===== Input rows
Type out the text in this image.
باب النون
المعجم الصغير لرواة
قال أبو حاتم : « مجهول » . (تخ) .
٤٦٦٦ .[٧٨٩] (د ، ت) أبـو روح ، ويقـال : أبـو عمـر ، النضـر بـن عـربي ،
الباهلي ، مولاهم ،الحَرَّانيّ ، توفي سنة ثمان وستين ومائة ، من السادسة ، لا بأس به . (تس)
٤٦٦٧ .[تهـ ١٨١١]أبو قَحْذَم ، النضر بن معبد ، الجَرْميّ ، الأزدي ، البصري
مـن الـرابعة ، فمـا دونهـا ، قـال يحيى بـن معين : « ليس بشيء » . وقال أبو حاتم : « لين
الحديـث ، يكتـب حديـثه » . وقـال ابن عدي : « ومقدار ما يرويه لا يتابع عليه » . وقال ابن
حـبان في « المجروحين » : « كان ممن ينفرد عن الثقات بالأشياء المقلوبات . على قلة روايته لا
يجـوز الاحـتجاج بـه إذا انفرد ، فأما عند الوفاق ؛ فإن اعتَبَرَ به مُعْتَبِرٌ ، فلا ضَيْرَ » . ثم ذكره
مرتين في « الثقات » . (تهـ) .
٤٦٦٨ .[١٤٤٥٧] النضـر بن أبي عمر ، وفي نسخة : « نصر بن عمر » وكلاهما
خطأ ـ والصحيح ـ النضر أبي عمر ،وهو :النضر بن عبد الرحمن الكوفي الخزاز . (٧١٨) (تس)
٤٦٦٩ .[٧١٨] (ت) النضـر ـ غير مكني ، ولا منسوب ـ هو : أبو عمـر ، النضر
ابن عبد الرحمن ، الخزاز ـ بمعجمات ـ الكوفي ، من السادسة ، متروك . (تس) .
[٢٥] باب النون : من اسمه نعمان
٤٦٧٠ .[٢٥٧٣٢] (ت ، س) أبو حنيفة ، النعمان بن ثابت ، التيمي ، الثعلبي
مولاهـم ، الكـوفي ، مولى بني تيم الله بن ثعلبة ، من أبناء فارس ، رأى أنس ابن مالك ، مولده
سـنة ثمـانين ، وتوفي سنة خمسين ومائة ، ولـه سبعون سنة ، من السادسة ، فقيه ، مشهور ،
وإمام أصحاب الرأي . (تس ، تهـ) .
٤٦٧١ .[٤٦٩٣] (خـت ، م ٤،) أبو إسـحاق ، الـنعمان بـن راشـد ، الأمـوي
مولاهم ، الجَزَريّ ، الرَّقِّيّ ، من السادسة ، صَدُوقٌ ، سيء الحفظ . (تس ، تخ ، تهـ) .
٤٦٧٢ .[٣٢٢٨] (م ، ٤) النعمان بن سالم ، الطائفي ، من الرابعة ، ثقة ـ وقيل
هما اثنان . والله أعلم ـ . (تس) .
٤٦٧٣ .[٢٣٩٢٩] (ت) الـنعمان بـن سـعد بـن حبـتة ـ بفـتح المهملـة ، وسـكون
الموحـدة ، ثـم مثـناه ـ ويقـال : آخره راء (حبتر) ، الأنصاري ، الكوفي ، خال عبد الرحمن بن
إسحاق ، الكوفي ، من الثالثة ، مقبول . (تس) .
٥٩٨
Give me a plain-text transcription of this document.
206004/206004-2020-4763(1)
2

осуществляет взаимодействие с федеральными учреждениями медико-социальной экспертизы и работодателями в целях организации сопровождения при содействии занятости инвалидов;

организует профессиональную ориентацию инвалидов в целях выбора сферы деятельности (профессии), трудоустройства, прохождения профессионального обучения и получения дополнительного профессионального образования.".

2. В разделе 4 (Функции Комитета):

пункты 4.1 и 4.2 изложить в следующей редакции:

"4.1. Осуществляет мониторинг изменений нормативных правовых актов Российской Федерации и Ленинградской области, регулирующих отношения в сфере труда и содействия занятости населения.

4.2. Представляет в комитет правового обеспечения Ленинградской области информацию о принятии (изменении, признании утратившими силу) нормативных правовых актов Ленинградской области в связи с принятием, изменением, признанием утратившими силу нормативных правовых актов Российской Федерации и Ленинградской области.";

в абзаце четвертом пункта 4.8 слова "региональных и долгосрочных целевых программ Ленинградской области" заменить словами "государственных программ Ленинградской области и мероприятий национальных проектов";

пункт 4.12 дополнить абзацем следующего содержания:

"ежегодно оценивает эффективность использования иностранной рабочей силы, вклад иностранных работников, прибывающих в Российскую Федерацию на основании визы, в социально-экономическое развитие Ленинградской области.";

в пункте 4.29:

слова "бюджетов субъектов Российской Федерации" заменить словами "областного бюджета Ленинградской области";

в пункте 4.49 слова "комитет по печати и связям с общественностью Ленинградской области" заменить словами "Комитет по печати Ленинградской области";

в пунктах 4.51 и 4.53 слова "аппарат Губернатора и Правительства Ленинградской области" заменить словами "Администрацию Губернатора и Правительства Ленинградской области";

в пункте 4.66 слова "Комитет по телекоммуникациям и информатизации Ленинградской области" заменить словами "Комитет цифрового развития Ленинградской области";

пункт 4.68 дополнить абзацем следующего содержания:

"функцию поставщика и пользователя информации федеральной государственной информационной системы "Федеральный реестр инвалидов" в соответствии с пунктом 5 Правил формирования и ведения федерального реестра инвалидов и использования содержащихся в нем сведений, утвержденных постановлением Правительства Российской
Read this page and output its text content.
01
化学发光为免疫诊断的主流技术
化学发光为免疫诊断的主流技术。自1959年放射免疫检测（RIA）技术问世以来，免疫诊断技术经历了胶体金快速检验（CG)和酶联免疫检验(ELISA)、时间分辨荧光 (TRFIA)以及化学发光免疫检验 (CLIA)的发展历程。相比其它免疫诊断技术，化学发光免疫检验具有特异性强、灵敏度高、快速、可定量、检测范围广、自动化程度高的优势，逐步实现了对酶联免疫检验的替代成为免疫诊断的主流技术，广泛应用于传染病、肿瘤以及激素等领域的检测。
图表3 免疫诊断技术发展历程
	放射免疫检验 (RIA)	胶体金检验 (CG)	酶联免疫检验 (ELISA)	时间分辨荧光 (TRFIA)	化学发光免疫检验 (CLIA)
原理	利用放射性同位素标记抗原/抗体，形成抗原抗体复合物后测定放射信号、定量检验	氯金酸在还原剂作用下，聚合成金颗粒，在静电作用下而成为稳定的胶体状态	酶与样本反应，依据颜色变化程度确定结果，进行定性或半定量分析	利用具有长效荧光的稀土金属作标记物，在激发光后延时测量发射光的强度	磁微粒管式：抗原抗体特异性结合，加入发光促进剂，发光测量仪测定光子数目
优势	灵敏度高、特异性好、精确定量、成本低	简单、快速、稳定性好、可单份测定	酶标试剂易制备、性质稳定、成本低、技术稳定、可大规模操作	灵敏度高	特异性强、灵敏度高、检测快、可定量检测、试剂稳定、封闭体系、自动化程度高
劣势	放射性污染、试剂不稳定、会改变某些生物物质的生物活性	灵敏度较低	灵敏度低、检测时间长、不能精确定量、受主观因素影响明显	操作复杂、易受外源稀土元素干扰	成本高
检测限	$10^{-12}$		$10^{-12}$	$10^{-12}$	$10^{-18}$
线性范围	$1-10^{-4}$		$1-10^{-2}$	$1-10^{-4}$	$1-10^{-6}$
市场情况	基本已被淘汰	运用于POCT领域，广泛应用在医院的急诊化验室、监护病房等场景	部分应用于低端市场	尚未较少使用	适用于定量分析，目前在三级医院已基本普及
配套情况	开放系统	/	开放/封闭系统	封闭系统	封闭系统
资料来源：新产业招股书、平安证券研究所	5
==========
**Work to do**: Your task is to print all of the records exactly.

**Result**:
Type out the text in this image.
باب النون
المعجم الصغير لرواة
قال أبو حاتم : « مجهول » . (تخ) .
٤٦٦٦ .[٧٨٩] (د ، ت) أبـو روح ، ويقـال : أبـو عمـر ، النضـر بـن عـربي ،
الباهلي ، مولاهم ،الحَرَّانيّ ، توفي سنة ثمان وستين ومائة ، من السادسة ، لا بأس به . (تس)
٤٦٦٧ .[تهـ ١٨١١]أبو قَحْذَم ، النضر بن معبد ، الجَرْميّ ، الأزدي ، البصري
مـن الـرابعة ، فمـا دونهـا ، قـال يحيى بـن معين : « ليس بشيء » . وقال أبو حاتم : « لين
الحديـث ، يكتـب حديـثه » . وقـال ابن عدي : « ومقدار ما يرويه لا يتابع عليه » . وقال ابن
حـبان في « المجروحين » : « كان ممن ينفرد عن الثقات بالأشياء المقلوبات . على قلة روايته لا
يجـوز الاحـتجاج بـه إذا انفرد ، فأما عند الوفاق ؛ فإن اعتَبَرَ به مُعْتَبِرٌ ، فلا ضَيْرَ » . ثم ذكره
مرتين في « الثقات » . (تهـ) .
٤٦٦٨ .[١٤٤٥٧] النضـر بن أبي عمر ، وفي نسخة : « نصر بن عمر » وكلاهما
خطأ ـ والصحيح ـ النضر أبي عمر ،وهو :النضر بن عبد الرحمن الكوفي الخزاز . (٧١٨) (تس)
٤٦٦٩ .[٧١٨] (ت) النضـر ـ غير مكني ، ولا منسوب ـ هو : أبو عمـر ، النضر
ابن عبد الرحمن ، الخزاز ـ بمعجمات ـ الكوفي ، من السادسة ، متروك . (تس) .
[٢٥] باب النون : من اسمه نعمان
٤٦٧٠ .[٢٥٧٣٢] (ت ، س) أبو حنيفة ، النعمان بن ثابت ، التيمي ، الثعلبي
مولاهـم ، الكـوفي ، مولى بني تيم الله بن ثعلبة ، من أبناء فارس ، رأى أنس ابن مالك ، مولده
سـنة ثمـانين ، وتوفي سنة خمسين ومائة ، ولـه سبعون سنة ، من السادسة ، فقيه ، مشهور ،
وإمام أصحاب الرأي . (تس ، تهـ) .
٤٦٧١ .[٤٦٩٣] (خـت ، م ٤،) أبو إسـحاق ، الـنعمان بـن راشـد ، الأمـوي
مولاهم ، الجَزَريّ ، الرَّقِّيّ ، من السادسة ، صَدُوقٌ ، سيء الحفظ . (تس ، تخ ، تهـ) .
٤٦٧٢ .[٣٢٢٨] (م ، ٤) النعمان بن سالم ، الطائفي ، من الرابعة ، ثقة ـ وقيل
هما اثنان . والله أعلم ـ . (تس) .
٤٦٧٣ .[٢٣٩٢٩] (ت) الـنعمان بـن سـعد بـن حبـتة ـ بفـتح المهملـة ، وسـكون
الموحـدة ، ثـم مثـناه ـ ويقـال : آخره راء (حبتر) ، الأنصاري ، الكوفي ، خال عبد الرحمن بن
إسحاق ، الكوفي ، من الثالثة ، مقبول . (تس) .
٥٩٨
Give me a plain-text transcription of this document.
206004/206004-2020-4763(1)
2

осуществляет взаимодействие с федеральными учреждениями медико-социальной экспертизы и работодателями в целях организации сопровождения при содействии занятости инвалидов;

организует профессиональную ориентацию инвалидов в целях выбора сферы деятельности (профессии), трудоустройства, прохождения профессионального обучения и получения дополнительного профессионального образования.".

2. В разделе 4 (Функции Комитета):

пункты 4.1 и 4.2 изложить в следующей редакции:

"4.1. Осуществляет мониторинг изменений нормативных правовых актов Российской Федерации и Ленинградской области, регулирующих отношения в сфере труда и содействия занятости населения.

4.2. Представляет в комитет правового обеспечения Ленинградской области информацию о принятии (изменении, признании утратившими силу) нормативных правовых актов Ленинградской области в связи с принятием, изменением, признанием утратившими силу нормативных правовых актов Российской Федерации и Ленинградской области.";

в абзаце четвертом пункта 4.8 слова "региональных и долгосрочных целевых программ Ленинградской области" заменить словами "государственных программ Ленинградской области и мероприятий национальных проектов";

пункт 4.12 дополнить абзацем следующего содержания:

"ежегодно оценивает эффективность использования иностранной рабочей силы, вклад иностранных работников, прибывающих в Российскую Федерацию на основании визы, в социально-экономическое развитие Ленинградской области.";

в пункте 4.29:

слова "бюджетов субъектов Российской Федерации" заменить словами "областного бюджета Ленинградской области";

в пункте 4.49 слова "комитет по печати и связям с общественностью Ленинградской области" заменить словами "Комитет по печати Ленинградской области";

в пунктах 4.51 и 4.53 слова "аппарат Губернатора и Правительства Ленинградской области" заменить словами "Администрацию Губернатора и Правительства Ленинградской области";

в пункте 4.66 слова "Комитет по телекоммуникациям и информатизации Ленинградской области" заменить словами "Комитет цифрового развития Ленинградской области";

пункт 4.68 дополнить абзацем следующего содержания:

"функцию поставщика и пользователя информации федеральной государственной информационной системы "Федеральный реестр инвалидов" в соответствии с пунктом 5 Правил формирования и ведения федерального реестра инвалидов и использования содержащихся в нем сведений, утвержденных постановлением Правительства Российской
Read this page and output its text content.
01
化学发光为免疫诊断的主流技术
化学发光为免疫诊断的主流技术。自1959年放射免疫检测（RIA）技术问世以来，免疫诊断技术经历了胶体金快速检验（CG)和酶联免疫检验(ELISA)、时间分辨荧光 (TRFIA)以及化学发光免疫检验 (CLIA)的发展历程。相比其它免疫诊断技术，化学发光免疫检验具有特异性强、灵敏度高、快速、可定量、检测范围广、自动化程度高的优势，逐步实现了对酶联免疫检验的替代成为免疫诊断的主流技术，广泛应用于传染病、肿瘤以及激素等领域的检测。
图表3 免疫诊断技术发展历程
	放射免疫检验 (RIA)	胶体金检验 (CG)	酶联免疫检验 (ELISA)	时间分辨荧光 (TRFIA)	化学发光免疫检验 (CLIA)
原理	利用放射性同位素标记抗原/抗体，形成抗原抗体复合物后测定放射信号、定量检验	氯金酸在还原剂作用下，聚合成金颗粒，在静电作用下而成为稳定的胶体状态	酶与样本反应，依据颜色变化程度确定结果，进行定性或半定量分析	利用具有长效荧光的稀土金属作标记物，在激发光后延时测量发射光的强度	磁微粒管式：抗原抗体特异性结合，加入发光促进剂，发光测量仪测定光子数目
优势	灵敏度高、特异性好、精确定量、成本低	简单、快速、稳定性好、可单份测定	酶标试剂易制备、性质稳定、成本低、技术稳定、可大规模操作	灵敏度高	特异性强、灵敏度高、检测快、可定量检测、试剂稳定、封闭体系、自动化程度高
劣势	放射性污染、试剂不稳定、会改变某些生物物质的生物活性	灵敏度较低	灵敏度低、检测时间长、不能精确定量、受主观因素影响明显	操作复杂、易受外源稀土元素干扰	成本高
检测限	$10^{-12}$		$10^{-12}$	$10^{-12}$	$10^{-18}$
线性范围	$1-10^{-4}$		$1-10^{-2}$	$1-10^{-4}$	$1-10^{-6}$
市场情况	基本已被淘汰	运用于POCT领域，广泛应用在医院的急诊化验室、监护病房等场景	部分应用于低端市场	尚未较少使用	适用于定量分析，目前在三级医院已基本普及
配套情况	开放系统	/	开放/封闭系统	封闭系统	封闭系统
资料来源：新产业招股书、平安证券研究所	5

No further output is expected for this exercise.